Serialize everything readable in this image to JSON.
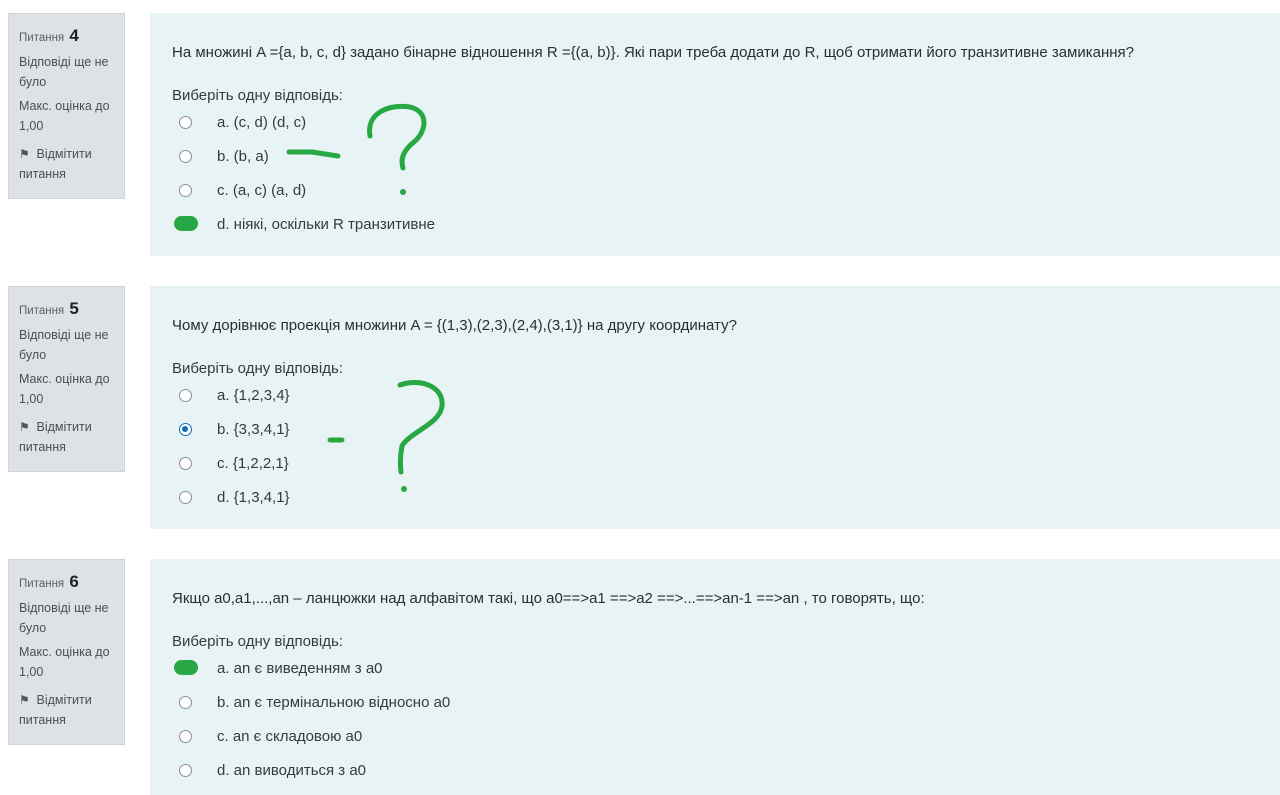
{
  "colors": {
    "annotation": "#27a844",
    "panel": "#e7f3f5",
    "info_panel": "#dee2e6",
    "radio_selected": "#0f6cbf"
  },
  "questions": [
    {
      "label": "Питання",
      "number": "4",
      "status": "Відповіді ще не було",
      "max_grade": "Макс. оцінка до 1,00",
      "flag_label": "Відмітити питання",
      "text": "На множині A ={a, b, c, d} задано бінарне відношення R ={(a, b)}. Які пари треба додати до R, щоб отримати його транзитивне замикання?",
      "prompt": "Виберіть одну відповідь:",
      "options": [
        {
          "label": "a. (c, d) (d, c)",
          "selected": false,
          "annotated": false
        },
        {
          "label": "b. (b, a)",
          "selected": false,
          "annotated": false
        },
        {
          "label": "c. (a, c) (a, d)",
          "selected": false,
          "annotated": false
        },
        {
          "label": "d. ніякі, оскільки R транзитивне",
          "selected": false,
          "annotated": true
        }
      ]
    },
    {
      "label": "Питання",
      "number": "5",
      "status": "Відповіді ще не було",
      "max_grade": "Макс. оцінка до 1,00",
      "flag_label": "Відмітити питання",
      "text": "Чому дорівнює проекція множини A = {(1,3),(2,3),(2,4),(3,1)} на другу координату?",
      "prompt": "Виберіть одну відповідь:",
      "options": [
        {
          "label": "a. {1,2,3,4}",
          "selected": false,
          "annotated": false
        },
        {
          "label": "b. {3,3,4,1}",
          "selected": true,
          "annotated": false
        },
        {
          "label": "c. {1,2,2,1}",
          "selected": false,
          "annotated": false
        },
        {
          "label": "d. {1,3,4,1}",
          "selected": false,
          "annotated": false
        }
      ]
    },
    {
      "label": "Питання",
      "number": "6",
      "status": "Відповіді ще не було",
      "max_grade": "Макс. оцінка до 1,00",
      "flag_label": "Відмітити питання",
      "text": "Якщо a0,a1,...,an – ланцюжки над алфавітом такі, що a0==>a1 ==>a2 ==>...==>an-1 ==>an , то говорять, що:",
      "prompt": "Виберіть одну відповідь:",
      "options": [
        {
          "label": "a. an є виведенням з a0",
          "selected": false,
          "annotated": true
        },
        {
          "label": "b. an є термінальною відносно a0",
          "selected": false,
          "annotated": false
        },
        {
          "label": "c. an є складовою a0",
          "selected": false,
          "annotated": false
        },
        {
          "label": "d. an виводиться з a0",
          "selected": false,
          "annotated": false
        }
      ]
    }
  ]
}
+ + + + + + +
Omit every picture while copying the listing above exactly.

▸ FULL SOLUTION
Serialize everything readable in this image to JSON.
{
  "colors": {
    "annotation": "#27a844",
    "panel": "#e7f3f5",
    "info_panel": "#dee2e6",
    "radio_selected": "#0f6cbf"
  },
  "questions": [
    {
      "label": "Питання",
      "number": "4",
      "status": "Відповіді ще не було",
      "max_grade": "Макс. оцінка до 1,00",
      "flag_label": "Відмітити питання",
      "text": "На множині A ={a, b, c, d} задано бінарне відношення R ={(a, b)}. Які пари треба додати до R, щоб отримати його транзитивне замикання?",
      "prompt": "Виберіть одну відповідь:",
      "options": [
        {
          "label": "a. (c, d) (d, c)",
          "selected": false,
          "annotated": false
        },
        {
          "label": "b. (b, a)",
          "selected": false,
          "annotated": false
        },
        {
          "label": "c. (a, c) (a, d)",
          "selected": false,
          "annotated": false
        },
        {
          "label": "d. ніякі, оскільки R транзитивне",
          "selected": false,
          "annotated": true
        }
      ]
    },
    {
      "label": "Питання",
      "number": "5",
      "status": "Відповіді ще не було",
      "max_grade": "Макс. оцінка до 1,00",
      "flag_label": "Відмітити питання",
      "text": "Чому дорівнює проекція множини A = {(1,3),(2,3),(2,4),(3,1)} на другу координату?",
      "prompt": "Виберіть одну відповідь:",
      "options": [
        {
          "label": "a. {1,2,3,4}",
          "selected": false,
          "annotated": false
        },
        {
          "label": "b. {3,3,4,1}",
          "selected": true,
          "annotated": false
        },
        {
          "label": "c. {1,2,2,1}",
          "selected": false,
          "annotated": false
        },
        {
          "label": "d. {1,3,4,1}",
          "selected": false,
          "annotated": false
        }
      ]
    },
    {
      "label": "Питання",
      "number": "6",
      "status": "Відповіді ще не було",
      "max_grade": "Макс. оцінка до 1,00",
      "flag_label": "Відмітити питання",
      "text": "Якщо a0,a1,...,an – ланцюжки над алфавітом такі, що a0==>a1 ==>a2 ==>...==>an-1 ==>an , то говорять, що:",
      "prompt": "Виберіть одну відповідь:",
      "options": [
        {
          "label": "a. an є виведенням з a0",
          "selected": false,
          "annotated": true
        },
        {
          "label": "b. an є термінальною відносно a0",
          "selected": false,
          "annotated": false
        },
        {
          "label": "c. an є складовою a0",
          "selected": false,
          "annotated": false
        },
        {
          "label": "d. an виводиться з a0",
          "selected": false,
          "annotated": false
        }
      ]
    }
  ]
}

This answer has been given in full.